Figure contents as structured data »
*****

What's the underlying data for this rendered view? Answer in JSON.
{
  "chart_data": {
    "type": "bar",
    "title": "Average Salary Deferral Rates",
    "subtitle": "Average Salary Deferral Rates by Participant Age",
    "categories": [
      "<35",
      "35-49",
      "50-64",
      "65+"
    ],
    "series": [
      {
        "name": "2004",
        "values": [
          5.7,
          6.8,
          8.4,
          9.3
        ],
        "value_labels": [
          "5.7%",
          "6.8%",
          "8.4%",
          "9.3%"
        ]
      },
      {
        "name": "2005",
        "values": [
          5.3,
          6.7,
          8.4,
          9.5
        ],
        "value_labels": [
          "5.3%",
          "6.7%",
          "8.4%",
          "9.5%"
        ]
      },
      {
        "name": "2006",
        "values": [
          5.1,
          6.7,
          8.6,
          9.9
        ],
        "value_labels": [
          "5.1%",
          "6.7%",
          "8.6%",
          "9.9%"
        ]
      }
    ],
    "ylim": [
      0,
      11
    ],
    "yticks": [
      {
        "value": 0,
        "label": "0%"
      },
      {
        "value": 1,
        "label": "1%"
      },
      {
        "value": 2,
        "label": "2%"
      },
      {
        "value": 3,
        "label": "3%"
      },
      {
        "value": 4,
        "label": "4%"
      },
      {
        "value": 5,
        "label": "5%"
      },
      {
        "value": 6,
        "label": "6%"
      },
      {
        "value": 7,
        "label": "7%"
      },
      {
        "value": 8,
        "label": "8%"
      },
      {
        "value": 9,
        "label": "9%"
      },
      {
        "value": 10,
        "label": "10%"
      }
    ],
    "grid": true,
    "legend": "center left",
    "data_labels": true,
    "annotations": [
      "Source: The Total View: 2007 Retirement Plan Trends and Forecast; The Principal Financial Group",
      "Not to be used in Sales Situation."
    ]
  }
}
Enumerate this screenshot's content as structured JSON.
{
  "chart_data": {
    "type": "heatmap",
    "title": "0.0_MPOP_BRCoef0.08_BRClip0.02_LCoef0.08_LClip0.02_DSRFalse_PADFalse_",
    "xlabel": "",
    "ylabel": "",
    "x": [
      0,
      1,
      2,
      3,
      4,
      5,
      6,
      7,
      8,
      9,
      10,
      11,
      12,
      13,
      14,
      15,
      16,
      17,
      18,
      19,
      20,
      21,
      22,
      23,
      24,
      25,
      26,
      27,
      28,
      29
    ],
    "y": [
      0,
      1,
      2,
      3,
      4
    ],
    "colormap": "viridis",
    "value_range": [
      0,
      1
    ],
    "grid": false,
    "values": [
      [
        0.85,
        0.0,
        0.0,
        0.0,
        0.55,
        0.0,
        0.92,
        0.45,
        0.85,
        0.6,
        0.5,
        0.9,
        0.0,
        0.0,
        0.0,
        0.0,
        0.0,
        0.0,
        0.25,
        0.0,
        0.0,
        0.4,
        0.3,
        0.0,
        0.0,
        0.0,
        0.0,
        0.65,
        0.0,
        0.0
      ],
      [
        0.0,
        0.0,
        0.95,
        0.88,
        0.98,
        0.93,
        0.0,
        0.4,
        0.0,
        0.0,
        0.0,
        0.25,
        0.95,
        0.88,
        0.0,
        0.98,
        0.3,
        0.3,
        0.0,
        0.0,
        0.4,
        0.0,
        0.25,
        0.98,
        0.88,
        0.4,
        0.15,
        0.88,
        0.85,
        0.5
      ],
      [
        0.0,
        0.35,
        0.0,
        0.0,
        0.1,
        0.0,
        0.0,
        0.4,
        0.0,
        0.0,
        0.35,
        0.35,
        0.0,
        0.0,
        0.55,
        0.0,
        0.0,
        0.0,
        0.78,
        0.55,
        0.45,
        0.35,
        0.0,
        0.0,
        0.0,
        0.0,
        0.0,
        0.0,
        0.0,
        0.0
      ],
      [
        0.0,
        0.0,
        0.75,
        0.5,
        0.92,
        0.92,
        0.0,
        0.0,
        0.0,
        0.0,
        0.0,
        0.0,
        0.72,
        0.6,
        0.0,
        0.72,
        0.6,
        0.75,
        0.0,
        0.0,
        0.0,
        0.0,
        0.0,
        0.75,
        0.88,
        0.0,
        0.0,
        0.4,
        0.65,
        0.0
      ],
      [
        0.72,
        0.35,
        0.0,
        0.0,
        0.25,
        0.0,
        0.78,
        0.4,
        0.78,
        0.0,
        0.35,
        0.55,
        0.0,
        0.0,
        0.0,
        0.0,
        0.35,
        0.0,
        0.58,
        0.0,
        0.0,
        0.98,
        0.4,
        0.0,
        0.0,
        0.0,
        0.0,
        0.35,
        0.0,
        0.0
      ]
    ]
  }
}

*****

Write down all the entries again without a single difference.

EXERCISE RESPONSE »
What's the underlying data for this rendered view? Answer in JSON.
{
  "chart_data": {
    "type": "bar",
    "title": "Average Salary Deferral Rates",
    "subtitle": "Average Salary Deferral Rates by Participant Age",
    "categories": [
      "<35",
      "35-49",
      "50-64",
      "65+"
    ],
    "series": [
      {
        "name": "2004",
        "values": [
          5.7,
          6.8,
          8.4,
          9.3
        ],
        "value_labels": [
          "5.7%",
          "6.8%",
          "8.4%",
          "9.3%"
        ]
      },
      {
        "name": "2005",
        "values": [
          5.3,
          6.7,
          8.4,
          9.5
        ],
        "value_labels": [
          "5.3%",
          "6.7%",
          "8.4%",
          "9.5%"
        ]
      },
      {
        "name": "2006",
        "values": [
          5.1,
          6.7,
          8.6,
          9.9
        ],
        "value_labels": [
          "5.1%",
          "6.7%",
          "8.6%",
          "9.9%"
        ]
      }
    ],
    "ylim": [
      0,
      11
    ],
    "yticks": [
      {
        "value": 0,
        "label": "0%"
      },
      {
        "value": 1,
        "label": "1%"
      },
      {
        "value": 2,
        "label": "2%"
      },
      {
        "value": 3,
        "label": "3%"
      },
      {
        "value": 4,
        "label": "4%"
      },
      {
        "value": 5,
        "label": "5%"
      },
      {
        "value": 6,
        "label": "6%"
      },
      {
        "value": 7,
        "label": "7%"
      },
      {
        "value": 8,
        "label": "8%"
      },
      {
        "value": 9,
        "label": "9%"
      },
      {
        "value": 10,
        "label": "10%"
      }
    ],
    "grid": true,
    "legend": "center left",
    "data_labels": true,
    "annotations": [
      "Source: The Total View: 2007 Retirement Plan Trends and Forecast; The Principal Financial Group",
      "Not to be used in Sales Situation."
    ]
  }
}
Enumerate this screenshot's content as structured JSON.
{
  "chart_data": {
    "type": "heatmap",
    "title": "0.0_MPOP_BRCoef0.08_BRClip0.02_LCoef0.08_LClip0.02_DSRFalse_PADFalse_",
    "xlabel": "",
    "ylabel": "",
    "x": [
      0,
      1,
      2,
      3,
      4,
      5,
      6,
      7,
      8,
      9,
      10,
      11,
      12,
      13,
      14,
      15,
      16,
      17,
      18,
      19,
      20,
      21,
      22,
      23,
      24,
      25,
      26,
      27,
      28,
      29
    ],
    "y": [
      0,
      1,
      2,
      3,
      4
    ],
    "colormap": "viridis",
    "value_range": [
      0,
      1
    ],
    "grid": false,
    "values": [
      [
        0.85,
        0.0,
        0.0,
        0.0,
        0.55,
        0.0,
        0.92,
        0.45,
        0.85,
        0.6,
        0.5,
        0.9,
        0.0,
        0.0,
        0.0,
        0.0,
        0.0,
        0.0,
        0.25,
        0.0,
        0.0,
        0.4,
        0.3,
        0.0,
        0.0,
        0.0,
        0.0,
        0.65,
        0.0,
        0.0
      ],
      [
        0.0,
        0.0,
        0.95,
        0.88,
        0.98,
        0.93,
        0.0,
        0.4,
        0.0,
        0.0,
        0.0,
        0.25,
        0.95,
        0.88,
        0.0,
        0.98,
        0.3,
        0.3,
        0.0,
        0.0,
        0.4,
        0.0,
        0.25,
        0.98,
        0.88,
        0.4,
        0.15,
        0.88,
        0.85,
        0.5
      ],
      [
        0.0,
        0.35,
        0.0,
        0.0,
        0.1,
        0.0,
        0.0,
        0.4,
        0.0,
        0.0,
        0.35,
        0.35,
        0.0,
        0.0,
        0.55,
        0.0,
        0.0,
        0.0,
        0.78,
        0.55,
        0.45,
        0.35,
        0.0,
        0.0,
        0.0,
        0.0,
        0.0,
        0.0,
        0.0,
        0.0
      ],
      [
        0.0,
        0.0,
        0.75,
        0.5,
        0.92,
        0.92,
        0.0,
        0.0,
        0.0,
        0.0,
        0.0,
        0.0,
        0.72,
        0.6,
        0.0,
        0.72,
        0.6,
        0.75,
        0.0,
        0.0,
        0.0,
        0.0,
        0.0,
        0.75,
        0.88,
        0.0,
        0.0,
        0.4,
        0.65,
        0.0
      ],
      [
        0.72,
        0.35,
        0.0,
        0.0,
        0.25,
        0.0,
        0.78,
        0.4,
        0.78,
        0.0,
        0.35,
        0.55,
        0.0,
        0.0,
        0.0,
        0.0,
        0.35,
        0.0,
        0.58,
        0.0,
        0.0,
        0.98,
        0.4,
        0.0,
        0.0,
        0.0,
        0.0,
        0.35,
        0.0,
        0.0
      ]
    ]
  }
}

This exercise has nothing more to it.